Saved entries
============================================================

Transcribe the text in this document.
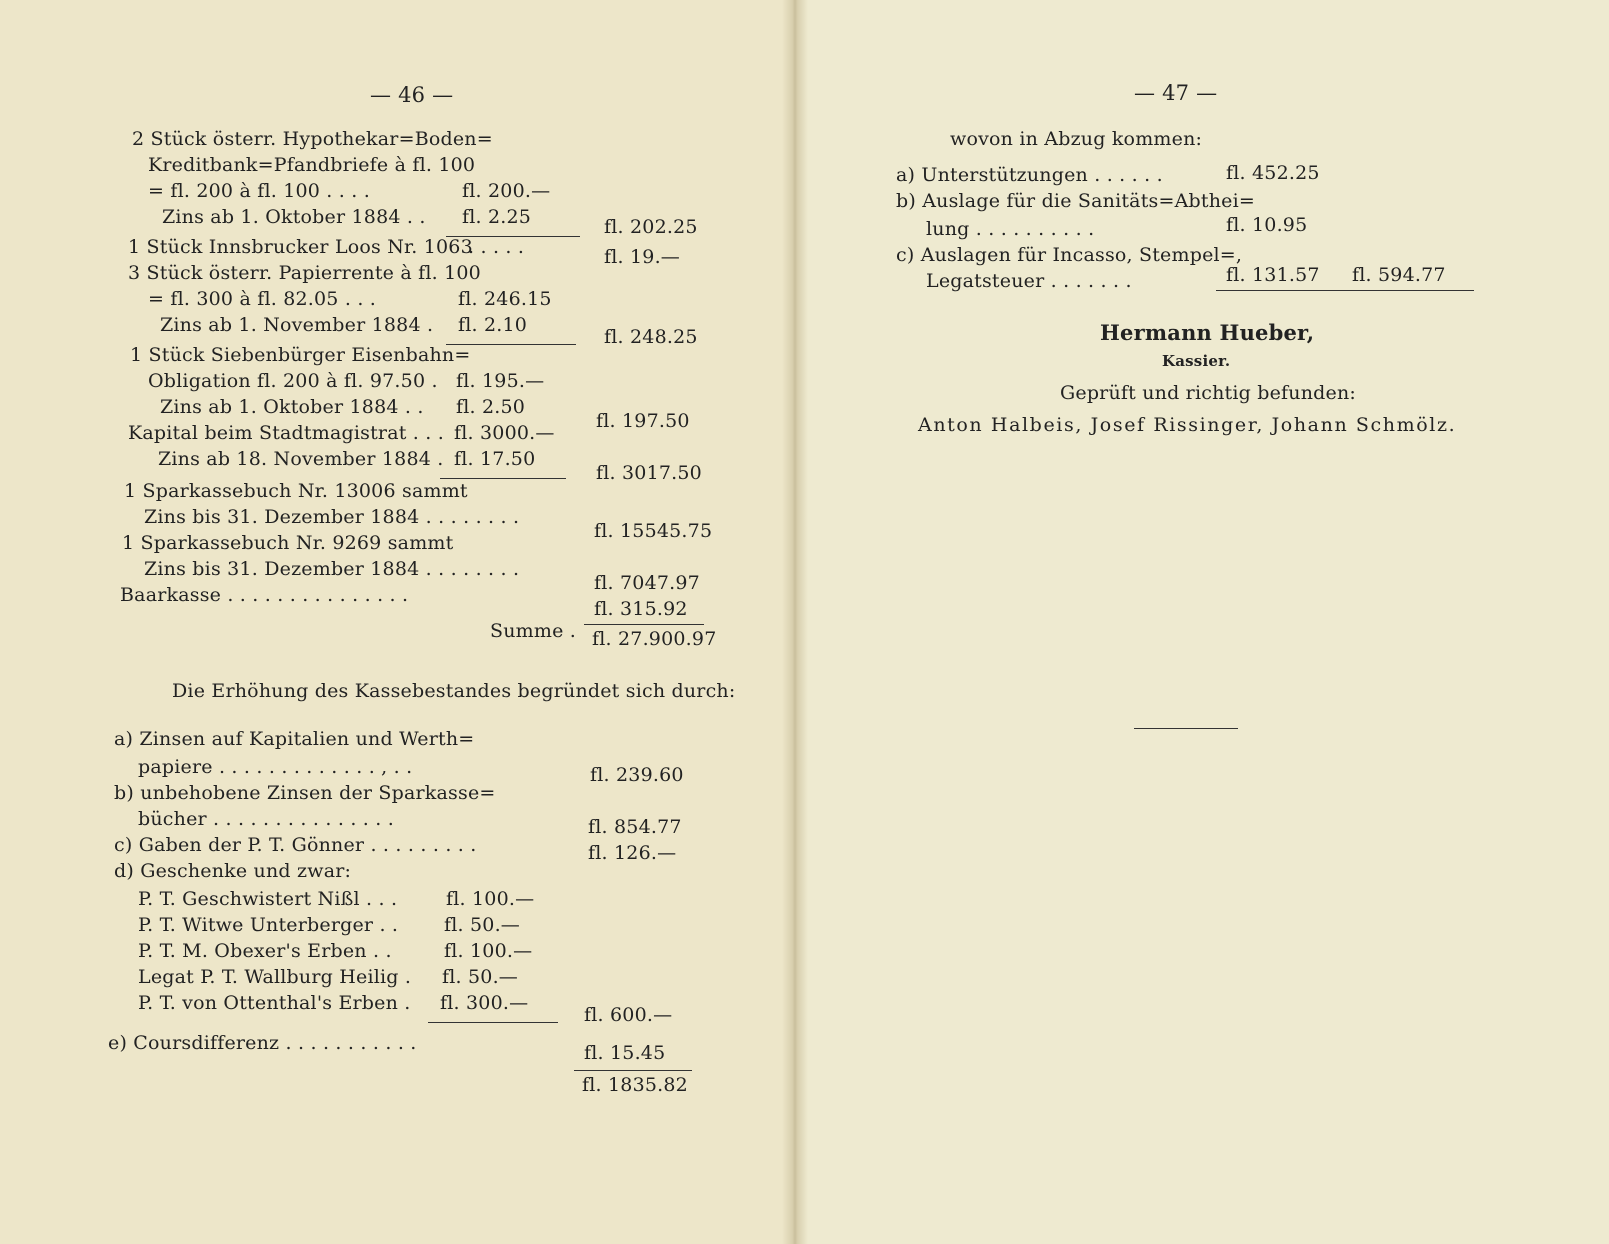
— 46 —
2 Stück österr. Hypothekar=Boden=
Kreditbank=Pfandbriefe à fl. 100
= fl. 200 à fl. 100 . . . .
Zins ab 1. Oktober 1884 . .
1 Stück Innsbrucker Loos Nr. 1063
3 Stück österr. Papierrente à fl. 100
= fl. 300 à fl. 82.05 . . .
Zins ab 1. November 1884 .
1 Stück Siebenbürger Eisenbahn=
Obligation fl. 200 à fl. 97.50 .
Zins ab 1. Oktober 1884 . .
Kapital beim Stadtmagistrat . . .
Zins ab 18. November 1884 .
1 Sparkassebuch Nr. 13006 sammt
Zins bis 31. Dezember 1884 . . . . . . . .
1 Sparkassebuch Nr. 9269 sammt
Zins bis 31. Dezember 1884 . . . . . . . .
Baarkasse . . . . . . . . . . . . . . .
Summe .
fl. 200.—
fl. 2.25
. . . . .
fl. 246.15
fl. 2.10
fl. 195.—
fl. 2.50
fl. 3000.—
fl. 17.50
fl. 202.25
fl. 19.—
fl. 248.25
fl. 197.50
fl. 3017.50
fl. 15545.75
fl. 7047.97
fl. 315.92
fl. 27.900.97
Die Erhöhung des Kassebestandes begründet sich durch:
a) Zinsen auf Kapitalien und Werth=
papiere . . . . . . . . . . . . . , . .
b) unbehobene Zinsen der Sparkasse=
bücher . . . . . . . . . . . . . . .
c) Gaben der P. T. Gönner . . . . . . . . .
d) Geschenke und zwar:
P. T. Geschwistert Nißl . . .
P. T. Witwe Unterberger . .
P. T. M. Obexer's Erben . .
Legat P. T. Wallburg Heilig .
P. T. von Ottenthal's Erben .
e) Coursdifferenz . . . . . . . . . . .
fl. 100.—
fl. 50.—
fl. 100.—
fl. 50.—
fl. 300.—
fl. 239.60
fl. 854.77
fl. 126.—
fl. 600.—
fl. 15.45
fl. 1835.82
— 47 —
wovon in Abzug kommen:
a) Unterstützungen . . . . . .
b) Auslage für die Sanitäts=Abthei=
lung . . . . . . . . . .
c) Auslagen für Incasso, Stempel=,
Legatsteuer . . . . . . .
fl. 452.25
fl. 10.95
fl. 131.57 fl. 594.77
Hermann Hueber,
Kassier.
Geprüft und richtig befunden:
Anton Halbeis, Josef Rissinger, Johann Schmölz.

============================================================

▸ **Task prompt**:
Extract each line from the entries above that contains the string "sammt".

▸ **Exercise result**:
1 Sparkassebuch Nr. 13006 sammt
1 Sparkassebuch Nr. 9269 sammt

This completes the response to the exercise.